→ **What you have to do**:
Make an exact copy of each entry, leaving out every picture.

++++ Records shown

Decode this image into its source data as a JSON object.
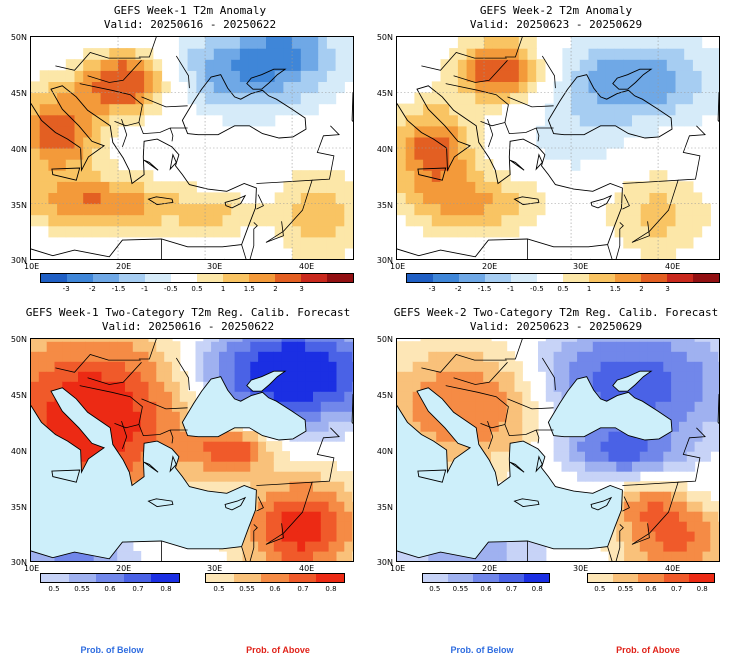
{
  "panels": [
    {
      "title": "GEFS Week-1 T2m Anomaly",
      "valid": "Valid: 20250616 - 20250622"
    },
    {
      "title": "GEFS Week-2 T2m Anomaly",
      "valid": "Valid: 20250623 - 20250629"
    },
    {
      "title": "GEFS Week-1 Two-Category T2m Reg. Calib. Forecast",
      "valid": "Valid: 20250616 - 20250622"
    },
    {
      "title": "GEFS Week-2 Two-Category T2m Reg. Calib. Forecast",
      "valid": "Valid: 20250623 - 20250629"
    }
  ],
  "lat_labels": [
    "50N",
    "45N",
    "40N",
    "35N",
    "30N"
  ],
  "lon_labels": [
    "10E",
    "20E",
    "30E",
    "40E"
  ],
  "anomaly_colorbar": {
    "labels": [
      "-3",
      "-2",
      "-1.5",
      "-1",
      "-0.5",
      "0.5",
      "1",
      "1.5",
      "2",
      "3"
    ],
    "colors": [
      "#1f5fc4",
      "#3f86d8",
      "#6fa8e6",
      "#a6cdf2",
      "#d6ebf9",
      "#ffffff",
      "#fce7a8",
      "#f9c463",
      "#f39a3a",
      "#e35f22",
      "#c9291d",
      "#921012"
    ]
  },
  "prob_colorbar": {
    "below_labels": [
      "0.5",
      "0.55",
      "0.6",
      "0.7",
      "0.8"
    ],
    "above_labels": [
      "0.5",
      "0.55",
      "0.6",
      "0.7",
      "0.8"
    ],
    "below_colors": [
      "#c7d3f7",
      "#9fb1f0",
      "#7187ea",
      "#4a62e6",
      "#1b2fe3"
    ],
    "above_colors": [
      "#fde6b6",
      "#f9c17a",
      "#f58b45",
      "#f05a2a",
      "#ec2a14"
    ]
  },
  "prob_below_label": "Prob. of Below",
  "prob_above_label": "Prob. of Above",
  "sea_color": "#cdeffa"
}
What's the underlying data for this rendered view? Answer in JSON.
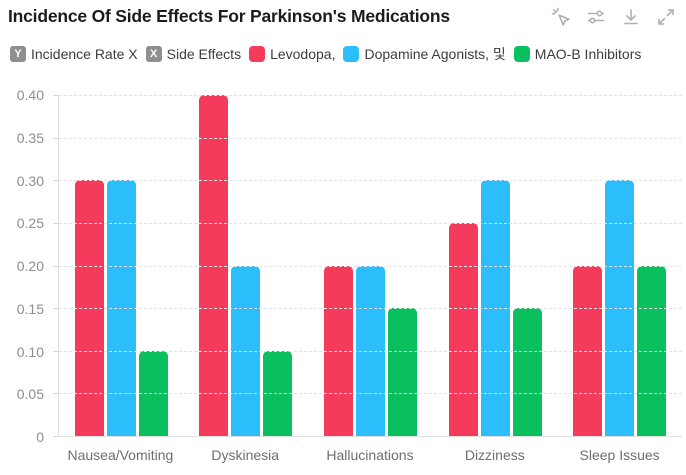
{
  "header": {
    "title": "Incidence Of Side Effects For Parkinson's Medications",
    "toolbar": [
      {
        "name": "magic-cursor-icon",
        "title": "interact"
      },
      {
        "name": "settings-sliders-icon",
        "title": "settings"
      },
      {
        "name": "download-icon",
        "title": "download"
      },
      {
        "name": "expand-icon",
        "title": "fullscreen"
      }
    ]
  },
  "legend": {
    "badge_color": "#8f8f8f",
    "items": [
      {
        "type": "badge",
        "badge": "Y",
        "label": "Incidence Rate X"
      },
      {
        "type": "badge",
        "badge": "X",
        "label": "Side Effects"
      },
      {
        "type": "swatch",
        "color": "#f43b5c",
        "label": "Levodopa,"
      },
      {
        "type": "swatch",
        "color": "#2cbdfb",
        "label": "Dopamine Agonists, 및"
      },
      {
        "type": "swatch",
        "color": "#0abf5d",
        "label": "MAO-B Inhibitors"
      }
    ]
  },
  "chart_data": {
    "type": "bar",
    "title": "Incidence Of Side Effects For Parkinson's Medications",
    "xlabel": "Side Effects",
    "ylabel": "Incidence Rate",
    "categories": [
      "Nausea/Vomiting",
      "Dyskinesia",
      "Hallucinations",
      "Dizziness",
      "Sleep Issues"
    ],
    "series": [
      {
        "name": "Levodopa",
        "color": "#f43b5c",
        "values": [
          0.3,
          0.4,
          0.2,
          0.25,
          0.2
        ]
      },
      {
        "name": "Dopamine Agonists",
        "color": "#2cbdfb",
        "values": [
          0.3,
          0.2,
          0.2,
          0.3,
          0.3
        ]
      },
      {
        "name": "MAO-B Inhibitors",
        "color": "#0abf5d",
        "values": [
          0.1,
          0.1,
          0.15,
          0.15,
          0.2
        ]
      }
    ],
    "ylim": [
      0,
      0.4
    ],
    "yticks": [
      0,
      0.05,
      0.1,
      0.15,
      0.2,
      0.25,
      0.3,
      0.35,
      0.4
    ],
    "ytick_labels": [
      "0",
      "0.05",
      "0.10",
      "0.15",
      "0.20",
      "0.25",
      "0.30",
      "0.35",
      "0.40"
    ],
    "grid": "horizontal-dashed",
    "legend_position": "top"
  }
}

++++++++

→ **Output below**:
Decode this image into its source data as a JSON object.
{
  "panels": [
    {
      "title": "GEFS Week-1 T2m Anomaly",
      "valid": "Valid: 20250616 - 20250622"
    },
    {
      "title": "GEFS Week-2 T2m Anomaly",
      "valid": "Valid: 20250623 - 20250629"
    },
    {
      "title": "GEFS Week-1 Two-Category T2m Reg. Calib. Forecast",
      "valid": "Valid: 20250616 - 20250622"
    },
    {
      "title": "GEFS Week-2 Two-Category T2m Reg. Calib. Forecast",
      "valid": "Valid: 20250623 - 20250629"
    }
  ],
  "lat_labels": [
    "50N",
    "45N",
    "40N",
    "35N",
    "30N"
  ],
  "lon_labels": [
    "10E",
    "20E",
    "30E",
    "40E"
  ],
  "anomaly_colorbar": {
    "labels": [
      "-3",
      "-2",
      "-1.5",
      "-1",
      "-0.5",
      "0.5",
      "1",
      "1.5",
      "2",
      "3"
    ],
    "colors": [
      "#1f5fc4",
      "#3f86d8",
      "#6fa8e6",
      "#a6cdf2",
      "#d6ebf9",
      "#ffffff",
      "#fce7a8",
      "#f9c463",
      "#f39a3a",
      "#e35f22",
      "#c9291d",
      "#921012"
    ]
  },
  "prob_colorbar": {
    "below_labels": [
      "0.5",
      "0.55",
      "0.6",
      "0.7",
      "0.8"
    ],
    "above_labels": [
      "0.5",
      "0.55",
      "0.6",
      "0.7",
      "0.8"
    ],
    "below_colors": [
      "#c7d3f7",
      "#9fb1f0",
      "#7187ea",
      "#4a62e6",
      "#1b2fe3"
    ],
    "above_colors": [
      "#fde6b6",
      "#f9c17a",
      "#f58b45",
      "#f05a2a",
      "#ec2a14"
    ]
  },
  "prob_below_label": "Prob. of Below",
  "prob_above_label": "Prob. of Above",
  "sea_color": "#cdeffa"
}
What's the underlying data for this rendered view? Answer in JSON.
{
  "header": {
    "title": "Incidence Of Side Effects For Parkinson's Medications",
    "toolbar": [
      {
        "name": "magic-cursor-icon",
        "title": "interact"
      },
      {
        "name": "settings-sliders-icon",
        "title": "settings"
      },
      {
        "name": "download-icon",
        "title": "download"
      },
      {
        "name": "expand-icon",
        "title": "fullscreen"
      }
    ]
  },
  "legend": {
    "badge_color": "#8f8f8f",
    "items": [
      {
        "type": "badge",
        "badge": "Y",
        "label": "Incidence Rate X"
      },
      {
        "type": "badge",
        "badge": "X",
        "label": "Side Effects"
      },
      {
        "type": "swatch",
        "color": "#f43b5c",
        "label": "Levodopa,"
      },
      {
        "type": "swatch",
        "color": "#2cbdfb",
        "label": "Dopamine Agonists, 및"
      },
      {
        "type": "swatch",
        "color": "#0abf5d",
        "label": "MAO-B Inhibitors"
      }
    ]
  },
  "chart_data": {
    "type": "bar",
    "title": "Incidence Of Side Effects For Parkinson's Medications",
    "xlabel": "Side Effects",
    "ylabel": "Incidence Rate",
    "categories": [
      "Nausea/Vomiting",
      "Dyskinesia",
      "Hallucinations",
      "Dizziness",
      "Sleep Issues"
    ],
    "series": [
      {
        "name": "Levodopa",
        "color": "#f43b5c",
        "values": [
          0.3,
          0.4,
          0.2,
          0.25,
          0.2
        ]
      },
      {
        "name": "Dopamine Agonists",
        "color": "#2cbdfb",
        "values": [
          0.3,
          0.2,
          0.2,
          0.3,
          0.3
        ]
      },
      {
        "name": "MAO-B Inhibitors",
        "color": "#0abf5d",
        "values": [
          0.1,
          0.1,
          0.15,
          0.15,
          0.2
        ]
      }
    ],
    "ylim": [
      0,
      0.4
    ],
    "yticks": [
      0,
      0.05,
      0.1,
      0.15,
      0.2,
      0.25,
      0.3,
      0.35,
      0.4
    ],
    "ytick_labels": [
      "0",
      "0.05",
      "0.10",
      "0.15",
      "0.20",
      "0.25",
      "0.30",
      "0.35",
      "0.40"
    ],
    "grid": "horizontal-dashed",
    "legend_position": "top"
  }
}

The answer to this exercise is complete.